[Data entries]
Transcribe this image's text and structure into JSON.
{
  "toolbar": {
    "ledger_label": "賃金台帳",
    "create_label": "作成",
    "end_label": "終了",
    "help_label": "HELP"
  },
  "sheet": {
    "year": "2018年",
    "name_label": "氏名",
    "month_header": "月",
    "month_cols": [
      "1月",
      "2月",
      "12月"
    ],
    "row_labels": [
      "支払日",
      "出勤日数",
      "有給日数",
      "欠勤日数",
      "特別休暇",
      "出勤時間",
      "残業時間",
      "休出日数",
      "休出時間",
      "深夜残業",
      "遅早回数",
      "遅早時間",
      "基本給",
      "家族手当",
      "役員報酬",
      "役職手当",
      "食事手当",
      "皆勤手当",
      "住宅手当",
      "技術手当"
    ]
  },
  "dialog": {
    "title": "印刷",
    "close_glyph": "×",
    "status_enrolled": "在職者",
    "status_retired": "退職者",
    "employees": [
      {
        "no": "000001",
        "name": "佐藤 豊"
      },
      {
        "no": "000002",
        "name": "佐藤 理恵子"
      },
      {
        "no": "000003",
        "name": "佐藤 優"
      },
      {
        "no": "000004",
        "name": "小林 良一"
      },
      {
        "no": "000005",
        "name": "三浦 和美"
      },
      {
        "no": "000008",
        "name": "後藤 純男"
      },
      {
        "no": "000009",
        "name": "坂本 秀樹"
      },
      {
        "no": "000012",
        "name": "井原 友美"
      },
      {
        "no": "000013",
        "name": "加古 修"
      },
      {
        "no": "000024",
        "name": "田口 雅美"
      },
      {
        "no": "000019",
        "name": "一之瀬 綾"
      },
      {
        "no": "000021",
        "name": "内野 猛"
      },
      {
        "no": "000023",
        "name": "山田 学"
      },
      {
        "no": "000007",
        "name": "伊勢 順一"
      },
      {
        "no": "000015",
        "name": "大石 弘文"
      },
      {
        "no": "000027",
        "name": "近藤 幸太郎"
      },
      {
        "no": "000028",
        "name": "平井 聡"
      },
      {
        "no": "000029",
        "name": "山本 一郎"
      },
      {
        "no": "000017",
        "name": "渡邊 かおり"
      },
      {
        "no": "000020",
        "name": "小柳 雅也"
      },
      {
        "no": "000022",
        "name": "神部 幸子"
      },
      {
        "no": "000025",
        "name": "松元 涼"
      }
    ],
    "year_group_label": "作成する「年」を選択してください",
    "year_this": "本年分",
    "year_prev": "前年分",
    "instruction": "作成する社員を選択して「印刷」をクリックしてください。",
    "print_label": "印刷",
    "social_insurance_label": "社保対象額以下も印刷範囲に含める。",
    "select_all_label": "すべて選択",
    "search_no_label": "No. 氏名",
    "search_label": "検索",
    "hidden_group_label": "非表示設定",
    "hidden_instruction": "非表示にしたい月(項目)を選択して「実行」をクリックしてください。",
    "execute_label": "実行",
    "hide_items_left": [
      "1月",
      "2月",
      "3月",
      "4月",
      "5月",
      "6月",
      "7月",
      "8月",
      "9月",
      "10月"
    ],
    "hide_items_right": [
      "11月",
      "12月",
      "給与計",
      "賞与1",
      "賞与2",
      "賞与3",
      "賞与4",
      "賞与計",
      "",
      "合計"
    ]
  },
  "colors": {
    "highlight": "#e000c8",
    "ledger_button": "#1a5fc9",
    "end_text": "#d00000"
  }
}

» TASK
Return the entries in full, keeping every line exactly as it is.

» TASK RESULT
Transcribe this image's text and structure into JSON.
{
  "toolbar": {
    "ledger_label": "賃金台帳",
    "create_label": "作成",
    "end_label": "終了",
    "help_label": "HELP"
  },
  "sheet": {
    "year": "2018年",
    "name_label": "氏名",
    "month_header": "月",
    "month_cols": [
      "1月",
      "2月",
      "12月"
    ],
    "row_labels": [
      "支払日",
      "出勤日数",
      "有給日数",
      "欠勤日数",
      "特別休暇",
      "出勤時間",
      "残業時間",
      "休出日数",
      "休出時間",
      "深夜残業",
      "遅早回数",
      "遅早時間",
      "基本給",
      "家族手当",
      "役員報酬",
      "役職手当",
      "食事手当",
      "皆勤手当",
      "住宅手当",
      "技術手当"
    ]
  },
  "dialog": {
    "title": "印刷",
    "close_glyph": "×",
    "status_enrolled": "在職者",
    "status_retired": "退職者",
    "employees": [
      {
        "no": "000001",
        "name": "佐藤 豊"
      },
      {
        "no": "000002",
        "name": "佐藤 理恵子"
      },
      {
        "no": "000003",
        "name": "佐藤 優"
      },
      {
        "no": "000004",
        "name": "小林 良一"
      },
      {
        "no": "000005",
        "name": "三浦 和美"
      },
      {
        "no": "000008",
        "name": "後藤 純男"
      },
      {
        "no": "000009",
        "name": "坂本 秀樹"
      },
      {
        "no": "000012",
        "name": "井原 友美"
      },
      {
        "no": "000013",
        "name": "加古 修"
      },
      {
        "no": "000024",
        "name": "田口 雅美"
      },
      {
        "no": "000019",
        "name": "一之瀬 綾"
      },
      {
        "no": "000021",
        "name": "内野 猛"
      },
      {
        "no": "000023",
        "name": "山田 学"
      },
      {
        "no": "000007",
        "name": "伊勢 順一"
      },
      {
        "no": "000015",
        "name": "大石 弘文"
      },
      {
        "no": "000027",
        "name": "近藤 幸太郎"
      },
      {
        "no": "000028",
        "name": "平井 聡"
      },
      {
        "no": "000029",
        "name": "山本 一郎"
      },
      {
        "no": "000017",
        "name": "渡邊 かおり"
      },
      {
        "no": "000020",
        "name": "小柳 雅也"
      },
      {
        "no": "000022",
        "name": "神部 幸子"
      },
      {
        "no": "000025",
        "name": "松元 涼"
      }
    ],
    "year_group_label": "作成する「年」を選択してください",
    "year_this": "本年分",
    "year_prev": "前年分",
    "instruction": "作成する社員を選択して「印刷」をクリックしてください。",
    "print_label": "印刷",
    "social_insurance_label": "社保対象額以下も印刷範囲に含める。",
    "select_all_label": "すべて選択",
    "search_no_label": "No. 氏名",
    "search_label": "検索",
    "hidden_group_label": "非表示設定",
    "hidden_instruction": "非表示にしたい月(項目)を選択して「実行」をクリックしてください。",
    "execute_label": "実行",
    "hide_items_left": [
      "1月",
      "2月",
      "3月",
      "4月",
      "5月",
      "6月",
      "7月",
      "8月",
      "9月",
      "10月"
    ],
    "hide_items_right": [
      "11月",
      "12月",
      "給与計",
      "賞与1",
      "賞与2",
      "賞与3",
      "賞与4",
      "賞与計",
      "",
      "合計"
    ]
  },
  "colors": {
    "highlight": "#e000c8",
    "ledger_button": "#1a5fc9",
    "end_text": "#d00000"
  }
}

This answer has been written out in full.